INFORMATION GIVEN.
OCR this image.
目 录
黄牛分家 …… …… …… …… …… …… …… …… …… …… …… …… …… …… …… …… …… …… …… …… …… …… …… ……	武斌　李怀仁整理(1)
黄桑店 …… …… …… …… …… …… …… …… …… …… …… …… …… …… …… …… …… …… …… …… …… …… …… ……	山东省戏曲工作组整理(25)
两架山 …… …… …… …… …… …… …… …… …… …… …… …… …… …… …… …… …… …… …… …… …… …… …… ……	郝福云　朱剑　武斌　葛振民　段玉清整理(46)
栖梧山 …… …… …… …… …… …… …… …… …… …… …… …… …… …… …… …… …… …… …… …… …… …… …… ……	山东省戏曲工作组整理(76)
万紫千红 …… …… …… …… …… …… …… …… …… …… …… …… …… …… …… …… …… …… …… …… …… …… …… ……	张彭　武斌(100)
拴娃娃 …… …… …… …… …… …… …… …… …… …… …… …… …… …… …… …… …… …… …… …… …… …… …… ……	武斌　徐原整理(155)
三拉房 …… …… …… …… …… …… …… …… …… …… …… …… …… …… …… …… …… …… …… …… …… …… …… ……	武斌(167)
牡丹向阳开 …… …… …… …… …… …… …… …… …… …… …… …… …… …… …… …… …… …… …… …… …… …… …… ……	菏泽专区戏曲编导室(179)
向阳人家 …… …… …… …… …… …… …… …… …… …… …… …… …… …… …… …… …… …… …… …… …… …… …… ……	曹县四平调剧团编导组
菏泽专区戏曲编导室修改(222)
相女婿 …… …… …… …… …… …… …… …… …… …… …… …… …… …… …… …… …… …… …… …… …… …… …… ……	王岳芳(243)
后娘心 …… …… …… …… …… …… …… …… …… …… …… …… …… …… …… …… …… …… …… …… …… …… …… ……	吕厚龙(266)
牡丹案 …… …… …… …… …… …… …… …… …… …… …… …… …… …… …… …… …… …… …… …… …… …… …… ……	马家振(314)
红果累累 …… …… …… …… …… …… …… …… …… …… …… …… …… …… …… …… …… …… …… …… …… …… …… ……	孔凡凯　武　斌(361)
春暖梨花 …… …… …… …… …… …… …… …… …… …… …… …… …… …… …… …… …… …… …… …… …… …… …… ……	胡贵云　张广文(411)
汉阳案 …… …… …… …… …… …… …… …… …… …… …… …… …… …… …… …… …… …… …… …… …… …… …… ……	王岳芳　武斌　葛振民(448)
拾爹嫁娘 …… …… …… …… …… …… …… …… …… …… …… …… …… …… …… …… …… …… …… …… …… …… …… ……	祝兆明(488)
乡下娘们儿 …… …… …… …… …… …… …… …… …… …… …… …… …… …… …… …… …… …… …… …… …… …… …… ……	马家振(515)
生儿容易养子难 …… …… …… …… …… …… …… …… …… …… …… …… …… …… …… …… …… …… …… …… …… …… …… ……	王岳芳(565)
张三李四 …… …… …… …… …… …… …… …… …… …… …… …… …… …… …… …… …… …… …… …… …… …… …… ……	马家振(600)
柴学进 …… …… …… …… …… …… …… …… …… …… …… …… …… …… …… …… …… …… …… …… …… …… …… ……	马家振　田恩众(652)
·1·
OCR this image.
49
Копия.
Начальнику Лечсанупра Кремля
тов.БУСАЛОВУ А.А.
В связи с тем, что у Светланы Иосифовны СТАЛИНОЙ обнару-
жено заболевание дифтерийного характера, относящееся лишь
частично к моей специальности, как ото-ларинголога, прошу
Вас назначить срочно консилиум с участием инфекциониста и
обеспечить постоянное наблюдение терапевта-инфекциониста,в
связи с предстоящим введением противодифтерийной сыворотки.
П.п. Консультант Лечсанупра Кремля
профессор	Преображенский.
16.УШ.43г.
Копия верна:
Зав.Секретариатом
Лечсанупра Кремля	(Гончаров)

GIVEN TASK. From the material above, count the lines that include "связи" and give only the total.

SOLUTION. 2